**THE PROBLEM:**
Return all lines where the word "рисунке" can be found.

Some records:

▽

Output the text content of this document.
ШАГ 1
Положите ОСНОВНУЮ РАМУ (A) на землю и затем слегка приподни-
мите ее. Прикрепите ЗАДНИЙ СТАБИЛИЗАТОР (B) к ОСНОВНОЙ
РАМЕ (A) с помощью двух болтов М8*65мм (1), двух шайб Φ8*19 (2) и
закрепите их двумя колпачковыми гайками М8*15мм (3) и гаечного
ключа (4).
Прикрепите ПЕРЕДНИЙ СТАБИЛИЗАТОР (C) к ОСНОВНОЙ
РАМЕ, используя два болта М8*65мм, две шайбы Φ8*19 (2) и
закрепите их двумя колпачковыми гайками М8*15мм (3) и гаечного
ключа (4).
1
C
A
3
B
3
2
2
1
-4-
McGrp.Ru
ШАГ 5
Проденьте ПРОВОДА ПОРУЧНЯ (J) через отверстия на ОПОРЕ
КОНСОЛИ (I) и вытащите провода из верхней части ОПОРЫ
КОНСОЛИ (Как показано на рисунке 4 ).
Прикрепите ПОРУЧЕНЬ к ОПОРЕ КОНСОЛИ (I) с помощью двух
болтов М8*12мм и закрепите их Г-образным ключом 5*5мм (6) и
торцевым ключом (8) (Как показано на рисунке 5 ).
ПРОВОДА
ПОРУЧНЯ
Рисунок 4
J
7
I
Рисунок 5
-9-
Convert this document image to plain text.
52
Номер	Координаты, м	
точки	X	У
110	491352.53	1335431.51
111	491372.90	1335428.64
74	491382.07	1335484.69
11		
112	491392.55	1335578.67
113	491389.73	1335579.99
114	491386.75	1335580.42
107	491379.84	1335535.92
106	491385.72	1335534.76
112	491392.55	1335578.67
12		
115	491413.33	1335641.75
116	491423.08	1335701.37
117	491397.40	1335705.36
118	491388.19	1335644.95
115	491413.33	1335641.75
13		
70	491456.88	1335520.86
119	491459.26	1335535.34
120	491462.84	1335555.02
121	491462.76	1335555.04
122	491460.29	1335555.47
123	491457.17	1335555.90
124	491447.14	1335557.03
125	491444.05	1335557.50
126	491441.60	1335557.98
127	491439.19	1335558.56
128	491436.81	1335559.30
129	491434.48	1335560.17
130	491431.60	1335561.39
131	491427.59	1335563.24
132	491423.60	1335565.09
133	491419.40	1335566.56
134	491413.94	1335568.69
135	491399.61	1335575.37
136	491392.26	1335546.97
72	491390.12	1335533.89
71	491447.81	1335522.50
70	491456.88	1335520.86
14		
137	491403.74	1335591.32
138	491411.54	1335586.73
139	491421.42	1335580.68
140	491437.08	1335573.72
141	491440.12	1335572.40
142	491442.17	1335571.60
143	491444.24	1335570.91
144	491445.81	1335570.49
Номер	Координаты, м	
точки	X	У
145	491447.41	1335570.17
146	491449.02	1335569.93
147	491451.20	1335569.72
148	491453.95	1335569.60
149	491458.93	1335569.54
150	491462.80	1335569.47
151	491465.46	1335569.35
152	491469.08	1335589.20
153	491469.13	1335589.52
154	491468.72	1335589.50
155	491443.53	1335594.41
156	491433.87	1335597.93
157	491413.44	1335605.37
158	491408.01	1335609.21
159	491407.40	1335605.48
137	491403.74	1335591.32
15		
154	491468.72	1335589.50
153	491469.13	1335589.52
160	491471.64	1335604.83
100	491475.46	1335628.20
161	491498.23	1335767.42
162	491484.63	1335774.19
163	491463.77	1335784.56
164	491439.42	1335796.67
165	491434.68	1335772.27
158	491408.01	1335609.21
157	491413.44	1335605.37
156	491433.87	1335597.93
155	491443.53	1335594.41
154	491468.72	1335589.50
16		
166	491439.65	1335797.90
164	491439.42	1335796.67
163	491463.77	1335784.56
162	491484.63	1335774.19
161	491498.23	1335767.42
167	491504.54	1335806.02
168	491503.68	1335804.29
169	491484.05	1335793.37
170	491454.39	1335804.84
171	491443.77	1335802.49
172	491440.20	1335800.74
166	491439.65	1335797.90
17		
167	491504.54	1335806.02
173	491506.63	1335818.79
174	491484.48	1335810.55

△

**FINISHED EXERCISE:**
КОНСОЛИ (Как показано на рисунке 4 ).
торцевым ключом (8) (Как показано на рисунке 5 ).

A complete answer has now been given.